[Data items]
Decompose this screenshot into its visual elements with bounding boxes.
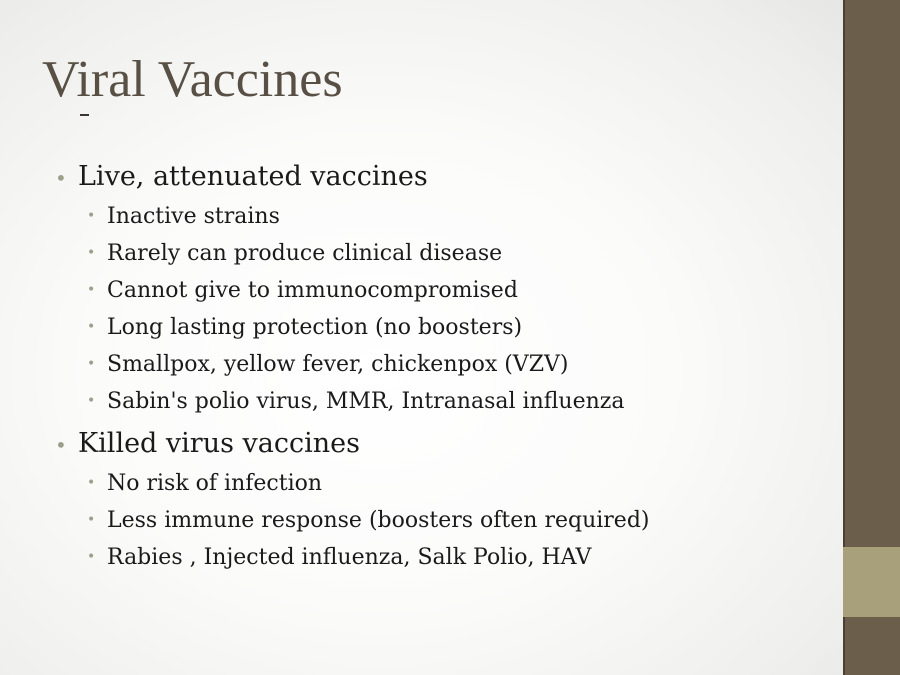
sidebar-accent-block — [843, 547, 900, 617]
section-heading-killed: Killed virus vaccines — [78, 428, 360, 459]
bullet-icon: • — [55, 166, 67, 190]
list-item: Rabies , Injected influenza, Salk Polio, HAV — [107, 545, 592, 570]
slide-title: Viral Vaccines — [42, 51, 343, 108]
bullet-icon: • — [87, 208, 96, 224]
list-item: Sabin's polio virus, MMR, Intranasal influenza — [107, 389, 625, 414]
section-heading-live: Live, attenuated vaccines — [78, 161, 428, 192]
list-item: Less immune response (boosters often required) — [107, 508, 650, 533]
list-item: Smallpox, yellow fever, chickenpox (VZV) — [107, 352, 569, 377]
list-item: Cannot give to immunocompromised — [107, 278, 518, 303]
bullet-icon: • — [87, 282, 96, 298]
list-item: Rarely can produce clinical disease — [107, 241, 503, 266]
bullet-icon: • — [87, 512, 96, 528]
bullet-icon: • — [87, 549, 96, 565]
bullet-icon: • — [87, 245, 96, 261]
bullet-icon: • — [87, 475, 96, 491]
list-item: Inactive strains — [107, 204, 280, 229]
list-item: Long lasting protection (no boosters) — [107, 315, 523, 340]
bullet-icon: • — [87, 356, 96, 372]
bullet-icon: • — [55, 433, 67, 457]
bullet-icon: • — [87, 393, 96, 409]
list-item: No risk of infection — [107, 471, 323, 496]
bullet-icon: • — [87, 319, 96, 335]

- **DIRECTIONS FOR THIS TASK**
Repeat each line of the records exactly. Do not include the pictures.

- **OUTPUT FOR THIS EXERCISE**
Decompose this screenshot into its visual elements with bounding boxes.
sidebar-accent-block — [843, 547, 900, 617]
section-heading-killed: Killed virus vaccines — [78, 428, 360, 459]
bullet-icon: • — [55, 166, 67, 190]
list-item: Rabies , Injected influenza, Salk Polio, HAV — [107, 545, 592, 570]
slide-title: Viral Vaccines — [42, 51, 343, 108]
bullet-icon: • — [87, 208, 96, 224]
list-item: Sabin's polio virus, MMR, Intranasal influenza — [107, 389, 625, 414]
section-heading-live: Live, attenuated vaccines — [78, 161, 428, 192]
list-item: Less immune response (boosters often required) — [107, 508, 650, 533]
list-item: Smallpox, yellow fever, chickenpox (VZV) — [107, 352, 569, 377]
list-item: Cannot give to immunocompromised — [107, 278, 518, 303]
bullet-icon: • — [87, 282, 96, 298]
list-item: Rarely can produce clinical disease — [107, 241, 503, 266]
bullet-icon: • — [87, 512, 96, 528]
bullet-icon: • — [87, 549, 96, 565]
bullet-icon: • — [87, 245, 96, 261]
bullet-icon: • — [87, 475, 96, 491]
list-item: Inactive strains — [107, 204, 280, 229]
list-item: Long lasting protection (no boosters) — [107, 315, 523, 340]
bullet-icon: • — [87, 356, 96, 372]
bullet-icon: • — [55, 433, 67, 457]
bullet-icon: • — [87, 393, 96, 409]
list-item: No risk of infection — [107, 471, 323, 496]
bullet-icon: • — [87, 319, 96, 335]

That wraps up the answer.